Return the records, each one exactly as written.
[START THE DATA]
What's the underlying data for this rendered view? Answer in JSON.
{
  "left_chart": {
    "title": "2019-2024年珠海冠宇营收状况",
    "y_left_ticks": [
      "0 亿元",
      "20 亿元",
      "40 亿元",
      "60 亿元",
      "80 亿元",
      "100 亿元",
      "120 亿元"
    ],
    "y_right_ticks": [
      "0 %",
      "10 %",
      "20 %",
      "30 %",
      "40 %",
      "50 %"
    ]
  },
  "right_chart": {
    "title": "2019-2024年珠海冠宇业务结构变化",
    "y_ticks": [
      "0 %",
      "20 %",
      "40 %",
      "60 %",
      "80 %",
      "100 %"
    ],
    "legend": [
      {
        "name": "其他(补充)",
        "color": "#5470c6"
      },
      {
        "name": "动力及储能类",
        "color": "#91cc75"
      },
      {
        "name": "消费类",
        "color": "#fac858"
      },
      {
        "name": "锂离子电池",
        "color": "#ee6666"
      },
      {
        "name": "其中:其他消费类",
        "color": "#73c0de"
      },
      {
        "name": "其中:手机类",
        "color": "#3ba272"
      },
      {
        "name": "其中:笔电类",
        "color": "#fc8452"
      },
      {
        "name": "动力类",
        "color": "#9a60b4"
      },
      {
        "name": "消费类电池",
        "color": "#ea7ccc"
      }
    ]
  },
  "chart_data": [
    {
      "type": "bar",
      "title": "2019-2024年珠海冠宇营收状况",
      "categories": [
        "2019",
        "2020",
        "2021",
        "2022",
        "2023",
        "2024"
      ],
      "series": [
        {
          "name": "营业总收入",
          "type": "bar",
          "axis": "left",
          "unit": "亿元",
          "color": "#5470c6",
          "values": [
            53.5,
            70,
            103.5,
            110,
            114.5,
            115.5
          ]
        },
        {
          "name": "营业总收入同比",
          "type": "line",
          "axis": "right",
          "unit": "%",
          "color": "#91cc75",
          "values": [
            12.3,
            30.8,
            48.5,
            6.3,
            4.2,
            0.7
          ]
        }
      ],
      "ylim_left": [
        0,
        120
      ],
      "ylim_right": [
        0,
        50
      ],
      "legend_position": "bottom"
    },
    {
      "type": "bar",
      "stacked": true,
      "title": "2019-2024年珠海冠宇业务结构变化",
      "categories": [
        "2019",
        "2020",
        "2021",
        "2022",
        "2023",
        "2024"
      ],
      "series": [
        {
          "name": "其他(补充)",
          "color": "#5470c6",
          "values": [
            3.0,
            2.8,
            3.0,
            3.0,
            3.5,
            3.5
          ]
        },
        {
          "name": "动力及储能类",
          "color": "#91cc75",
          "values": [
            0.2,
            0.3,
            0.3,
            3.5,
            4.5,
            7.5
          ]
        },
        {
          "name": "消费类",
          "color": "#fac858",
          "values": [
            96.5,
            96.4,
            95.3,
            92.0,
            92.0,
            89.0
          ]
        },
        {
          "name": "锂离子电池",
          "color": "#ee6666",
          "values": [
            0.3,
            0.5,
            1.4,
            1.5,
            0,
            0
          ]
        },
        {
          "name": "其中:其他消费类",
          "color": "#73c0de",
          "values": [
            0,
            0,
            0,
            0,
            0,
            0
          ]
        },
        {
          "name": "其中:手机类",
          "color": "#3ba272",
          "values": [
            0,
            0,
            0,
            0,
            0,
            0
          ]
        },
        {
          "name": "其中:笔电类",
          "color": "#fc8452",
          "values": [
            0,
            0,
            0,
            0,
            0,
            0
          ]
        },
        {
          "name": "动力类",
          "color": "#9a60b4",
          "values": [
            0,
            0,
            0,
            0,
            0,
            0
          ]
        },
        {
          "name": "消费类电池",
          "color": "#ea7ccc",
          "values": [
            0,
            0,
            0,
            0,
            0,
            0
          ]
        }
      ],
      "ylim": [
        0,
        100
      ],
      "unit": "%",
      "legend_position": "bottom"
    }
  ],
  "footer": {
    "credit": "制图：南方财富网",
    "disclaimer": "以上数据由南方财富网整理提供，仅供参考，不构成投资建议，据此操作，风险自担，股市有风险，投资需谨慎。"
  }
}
[END THE DATA]
→ CORRECT ANSWER
What's the underlying data for this rendered view? Answer in JSON.
{
  "left_chart": {
    "title": "2019-2024年珠海冠宇营收状况",
    "y_left_ticks": [
      "0 亿元",
      "20 亿元",
      "40 亿元",
      "60 亿元",
      "80 亿元",
      "100 亿元",
      "120 亿元"
    ],
    "y_right_ticks": [
      "0 %",
      "10 %",
      "20 %",
      "30 %",
      "40 %",
      "50 %"
    ]
  },
  "right_chart": {
    "title": "2019-2024年珠海冠宇业务结构变化",
    "y_ticks": [
      "0 %",
      "20 %",
      "40 %",
      "60 %",
      "80 %",
      "100 %"
    ],
    "legend": [
      {
        "name": "其他(补充)",
        "color": "#5470c6"
      },
      {
        "name": "动力及储能类",
        "color": "#91cc75"
      },
      {
        "name": "消费类",
        "color": "#fac858"
      },
      {
        "name": "锂离子电池",
        "color": "#ee6666"
      },
      {
        "name": "其中:其他消费类",
        "color": "#73c0de"
      },
      {
        "name": "其中:手机类",
        "color": "#3ba272"
      },
      {
        "name": "其中:笔电类",
        "color": "#fc8452"
      },
      {
        "name": "动力类",
        "color": "#9a60b4"
      },
      {
        "name": "消费类电池",
        "color": "#ea7ccc"
      }
    ]
  },
  "chart_data": [
    {
      "type": "bar",
      "title": "2019-2024年珠海冠宇营收状况",
      "categories": [
        "2019",
        "2020",
        "2021",
        "2022",
        "2023",
        "2024"
      ],
      "series": [
        {
          "name": "营业总收入",
          "type": "bar",
          "axis": "left",
          "unit": "亿元",
          "color": "#5470c6",
          "values": [
            53.5,
            70,
            103.5,
            110,
            114.5,
            115.5
          ]
        },
        {
          "name": "营业总收入同比",
          "type": "line",
          "axis": "right",
          "unit": "%",
          "color": "#91cc75",
          "values": [
            12.3,
            30.8,
            48.5,
            6.3,
            4.2,
            0.7
          ]
        }
      ],
      "ylim_left": [
        0,
        120
      ],
      "ylim_right": [
        0,
        50
      ],
      "legend_position": "bottom"
    },
    {
      "type": "bar",
      "stacked": true,
      "title": "2019-2024年珠海冠宇业务结构变化",
      "categories": [
        "2019",
        "2020",
        "2021",
        "2022",
        "2023",
        "2024"
      ],
      "series": [
        {
          "name": "其他(补充)",
          "color": "#5470c6",
          "values": [
            3.0,
            2.8,
            3.0,
            3.0,
            3.5,
            3.5
          ]
        },
        {
          "name": "动力及储能类",
          "color": "#91cc75",
          "values": [
            0.2,
            0.3,
            0.3,
            3.5,
            4.5,
            7.5
          ]
        },
        {
          "name": "消费类",
          "color": "#fac858",
          "values": [
            96.5,
            96.4,
            95.3,
            92.0,
            92.0,
            89.0
          ]
        },
        {
          "name": "锂离子电池",
          "color": "#ee6666",
          "values": [
            0.3,
            0.5,
            1.4,
            1.5,
            0,
            0
          ]
        },
        {
          "name": "其中:其他消费类",
          "color": "#73c0de",
          "values": [
            0,
            0,
            0,
            0,
            0,
            0
          ]
        },
        {
          "name": "其中:手机类",
          "color": "#3ba272",
          "values": [
            0,
            0,
            0,
            0,
            0,
            0
          ]
        },
        {
          "name": "其中:笔电类",
          "color": "#fc8452",
          "values": [
            0,
            0,
            0,
            0,
            0,
            0
          ]
        },
        {
          "name": "动力类",
          "color": "#9a60b4",
          "values": [
            0,
            0,
            0,
            0,
            0,
            0
          ]
        },
        {
          "name": "消费类电池",
          "color": "#ea7ccc",
          "values": [
            0,
            0,
            0,
            0,
            0,
            0
          ]
        }
      ],
      "ylim": [
        0,
        100
      ],
      "unit": "%",
      "legend_position": "bottom"
    }
  ],
  "footer": {
    "credit": "制图：南方财富网",
    "disclaimer": "以上数据由南方财富网整理提供，仅供参考，不构成投资建议，据此操作，风险自担，股市有风险，投资需谨慎。"
  }
}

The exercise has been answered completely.